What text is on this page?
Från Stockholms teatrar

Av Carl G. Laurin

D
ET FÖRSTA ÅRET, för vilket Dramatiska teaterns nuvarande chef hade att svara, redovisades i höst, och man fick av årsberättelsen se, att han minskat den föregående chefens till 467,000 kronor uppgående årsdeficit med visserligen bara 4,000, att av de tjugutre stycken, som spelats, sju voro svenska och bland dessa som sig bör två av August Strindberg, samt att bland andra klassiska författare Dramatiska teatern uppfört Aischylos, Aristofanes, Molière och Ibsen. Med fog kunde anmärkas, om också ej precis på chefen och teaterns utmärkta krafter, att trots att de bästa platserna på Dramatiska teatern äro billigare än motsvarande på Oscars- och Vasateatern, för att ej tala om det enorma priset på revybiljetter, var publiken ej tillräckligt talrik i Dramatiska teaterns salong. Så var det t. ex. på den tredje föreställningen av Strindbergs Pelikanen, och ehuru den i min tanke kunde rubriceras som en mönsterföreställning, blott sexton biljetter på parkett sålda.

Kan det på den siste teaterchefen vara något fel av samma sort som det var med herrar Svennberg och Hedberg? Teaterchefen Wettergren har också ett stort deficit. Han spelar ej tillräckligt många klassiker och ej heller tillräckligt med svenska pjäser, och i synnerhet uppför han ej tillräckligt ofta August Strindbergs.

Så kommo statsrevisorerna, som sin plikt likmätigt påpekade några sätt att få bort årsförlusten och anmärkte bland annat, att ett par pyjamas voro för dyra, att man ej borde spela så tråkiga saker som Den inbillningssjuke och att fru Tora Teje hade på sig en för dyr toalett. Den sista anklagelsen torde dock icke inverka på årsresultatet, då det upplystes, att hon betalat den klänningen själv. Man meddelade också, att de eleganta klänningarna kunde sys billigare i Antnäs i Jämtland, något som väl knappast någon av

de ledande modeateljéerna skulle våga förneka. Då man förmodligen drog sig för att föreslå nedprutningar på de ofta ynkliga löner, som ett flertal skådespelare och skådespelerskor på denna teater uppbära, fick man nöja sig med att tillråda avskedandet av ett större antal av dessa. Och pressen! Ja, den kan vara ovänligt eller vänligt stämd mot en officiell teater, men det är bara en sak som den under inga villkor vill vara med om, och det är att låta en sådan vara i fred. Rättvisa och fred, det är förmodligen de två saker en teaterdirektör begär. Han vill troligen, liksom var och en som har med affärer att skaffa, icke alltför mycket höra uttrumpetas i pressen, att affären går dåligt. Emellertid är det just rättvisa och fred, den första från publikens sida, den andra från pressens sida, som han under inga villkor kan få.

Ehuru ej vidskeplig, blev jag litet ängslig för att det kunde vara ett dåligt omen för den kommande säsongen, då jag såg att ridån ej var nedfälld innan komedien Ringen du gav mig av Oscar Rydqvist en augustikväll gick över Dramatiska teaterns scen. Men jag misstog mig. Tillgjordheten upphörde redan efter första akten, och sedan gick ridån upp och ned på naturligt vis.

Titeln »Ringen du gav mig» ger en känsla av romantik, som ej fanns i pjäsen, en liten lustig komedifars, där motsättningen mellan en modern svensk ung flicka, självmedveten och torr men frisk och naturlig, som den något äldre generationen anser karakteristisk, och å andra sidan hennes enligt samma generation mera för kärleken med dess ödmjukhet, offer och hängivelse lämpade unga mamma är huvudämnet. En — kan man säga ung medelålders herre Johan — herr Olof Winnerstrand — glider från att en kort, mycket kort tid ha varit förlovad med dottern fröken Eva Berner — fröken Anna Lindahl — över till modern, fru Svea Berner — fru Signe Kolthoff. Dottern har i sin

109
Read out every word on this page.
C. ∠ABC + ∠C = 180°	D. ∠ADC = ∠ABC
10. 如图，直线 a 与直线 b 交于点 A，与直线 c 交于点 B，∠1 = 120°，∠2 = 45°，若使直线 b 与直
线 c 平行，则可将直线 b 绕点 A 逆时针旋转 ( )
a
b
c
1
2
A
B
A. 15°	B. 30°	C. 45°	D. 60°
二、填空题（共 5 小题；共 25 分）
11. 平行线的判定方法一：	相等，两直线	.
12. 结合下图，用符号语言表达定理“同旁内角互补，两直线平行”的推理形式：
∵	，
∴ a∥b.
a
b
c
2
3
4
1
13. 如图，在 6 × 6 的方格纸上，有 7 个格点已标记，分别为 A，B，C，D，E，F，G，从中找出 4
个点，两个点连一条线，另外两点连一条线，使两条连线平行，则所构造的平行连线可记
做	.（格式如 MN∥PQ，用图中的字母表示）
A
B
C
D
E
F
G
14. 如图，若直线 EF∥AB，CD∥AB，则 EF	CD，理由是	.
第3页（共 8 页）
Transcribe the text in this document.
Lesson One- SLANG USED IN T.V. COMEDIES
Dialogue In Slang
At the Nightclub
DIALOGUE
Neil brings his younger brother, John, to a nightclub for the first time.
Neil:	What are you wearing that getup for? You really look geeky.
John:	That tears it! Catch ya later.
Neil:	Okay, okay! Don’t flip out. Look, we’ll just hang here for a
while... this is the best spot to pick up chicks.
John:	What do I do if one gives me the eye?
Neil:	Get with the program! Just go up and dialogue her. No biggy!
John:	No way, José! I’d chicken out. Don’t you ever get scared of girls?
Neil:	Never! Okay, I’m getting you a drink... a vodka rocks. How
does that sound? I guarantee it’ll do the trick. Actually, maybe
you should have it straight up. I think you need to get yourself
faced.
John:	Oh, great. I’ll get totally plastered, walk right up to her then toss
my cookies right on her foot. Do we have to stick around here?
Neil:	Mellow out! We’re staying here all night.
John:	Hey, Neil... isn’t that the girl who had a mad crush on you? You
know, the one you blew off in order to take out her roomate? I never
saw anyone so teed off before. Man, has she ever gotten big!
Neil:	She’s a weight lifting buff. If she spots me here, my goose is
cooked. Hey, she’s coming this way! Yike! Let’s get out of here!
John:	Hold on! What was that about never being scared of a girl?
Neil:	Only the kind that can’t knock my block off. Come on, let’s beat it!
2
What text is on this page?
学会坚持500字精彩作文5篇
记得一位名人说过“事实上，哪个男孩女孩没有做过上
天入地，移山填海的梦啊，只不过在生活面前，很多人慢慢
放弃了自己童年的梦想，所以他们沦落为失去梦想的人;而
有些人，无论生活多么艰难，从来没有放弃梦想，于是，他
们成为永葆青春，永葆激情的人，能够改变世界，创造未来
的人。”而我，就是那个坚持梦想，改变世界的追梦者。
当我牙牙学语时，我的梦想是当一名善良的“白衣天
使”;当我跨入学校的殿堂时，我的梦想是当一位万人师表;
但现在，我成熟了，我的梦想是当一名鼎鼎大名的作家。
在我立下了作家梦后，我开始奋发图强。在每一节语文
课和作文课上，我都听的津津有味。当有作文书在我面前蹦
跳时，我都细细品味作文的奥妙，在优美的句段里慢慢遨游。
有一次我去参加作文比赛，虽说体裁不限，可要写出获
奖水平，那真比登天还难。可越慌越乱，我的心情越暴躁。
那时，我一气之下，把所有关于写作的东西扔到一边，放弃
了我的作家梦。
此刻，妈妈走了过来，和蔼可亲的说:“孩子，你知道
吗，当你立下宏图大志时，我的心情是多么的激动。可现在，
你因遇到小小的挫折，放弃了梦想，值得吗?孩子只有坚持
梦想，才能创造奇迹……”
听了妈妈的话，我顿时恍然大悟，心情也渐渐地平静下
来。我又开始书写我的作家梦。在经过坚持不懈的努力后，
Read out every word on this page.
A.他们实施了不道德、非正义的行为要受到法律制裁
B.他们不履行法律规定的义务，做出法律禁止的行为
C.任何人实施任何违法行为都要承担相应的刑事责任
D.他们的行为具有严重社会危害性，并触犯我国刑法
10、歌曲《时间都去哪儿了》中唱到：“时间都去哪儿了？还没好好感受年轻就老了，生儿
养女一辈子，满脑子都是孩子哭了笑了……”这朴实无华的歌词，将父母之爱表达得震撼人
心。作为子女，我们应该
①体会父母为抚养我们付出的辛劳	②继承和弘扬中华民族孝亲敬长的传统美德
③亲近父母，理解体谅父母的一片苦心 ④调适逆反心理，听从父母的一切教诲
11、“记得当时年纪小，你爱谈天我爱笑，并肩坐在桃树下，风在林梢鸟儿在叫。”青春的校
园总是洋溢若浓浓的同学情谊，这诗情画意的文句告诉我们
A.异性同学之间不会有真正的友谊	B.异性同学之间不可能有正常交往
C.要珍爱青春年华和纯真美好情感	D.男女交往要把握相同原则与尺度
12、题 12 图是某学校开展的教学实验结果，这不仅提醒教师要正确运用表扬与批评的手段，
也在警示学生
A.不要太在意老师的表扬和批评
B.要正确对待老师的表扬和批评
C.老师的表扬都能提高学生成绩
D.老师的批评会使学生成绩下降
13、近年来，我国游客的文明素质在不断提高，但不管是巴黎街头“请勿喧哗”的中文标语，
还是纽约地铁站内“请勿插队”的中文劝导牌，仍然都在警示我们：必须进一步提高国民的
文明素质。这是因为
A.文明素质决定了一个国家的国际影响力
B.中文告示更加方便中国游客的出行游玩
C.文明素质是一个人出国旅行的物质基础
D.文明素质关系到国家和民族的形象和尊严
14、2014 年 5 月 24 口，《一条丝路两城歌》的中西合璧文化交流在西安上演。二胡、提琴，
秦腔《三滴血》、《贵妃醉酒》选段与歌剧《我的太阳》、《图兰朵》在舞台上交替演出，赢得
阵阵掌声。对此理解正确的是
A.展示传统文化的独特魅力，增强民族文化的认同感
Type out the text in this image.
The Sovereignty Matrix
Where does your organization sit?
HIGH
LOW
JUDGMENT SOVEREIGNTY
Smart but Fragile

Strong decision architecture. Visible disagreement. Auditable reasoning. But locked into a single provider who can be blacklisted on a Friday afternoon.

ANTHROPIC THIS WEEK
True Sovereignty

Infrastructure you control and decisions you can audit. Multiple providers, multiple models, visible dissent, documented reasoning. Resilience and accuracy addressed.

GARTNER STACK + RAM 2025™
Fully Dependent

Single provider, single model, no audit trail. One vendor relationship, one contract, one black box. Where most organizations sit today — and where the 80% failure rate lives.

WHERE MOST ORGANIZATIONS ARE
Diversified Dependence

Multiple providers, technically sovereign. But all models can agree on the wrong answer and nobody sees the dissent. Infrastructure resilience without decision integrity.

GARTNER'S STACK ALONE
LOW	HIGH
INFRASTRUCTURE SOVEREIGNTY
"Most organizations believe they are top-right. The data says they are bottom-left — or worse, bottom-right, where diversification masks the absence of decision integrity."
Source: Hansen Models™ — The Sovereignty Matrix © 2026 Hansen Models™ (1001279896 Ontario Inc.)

-.-.-

= Brief =
Show every line from the entries above in which "providers" appears.

= Response =
Infrastructure you control and decisions you can audit. Multiple providers, multiple models, visible dissent, documented reasoning. Resilience and accuracy addressed.
Multiple providers, technically sovereign. But all models can agree on the wrong answer and nobody sees the dissent. Infrastructure resilience without decision integrity.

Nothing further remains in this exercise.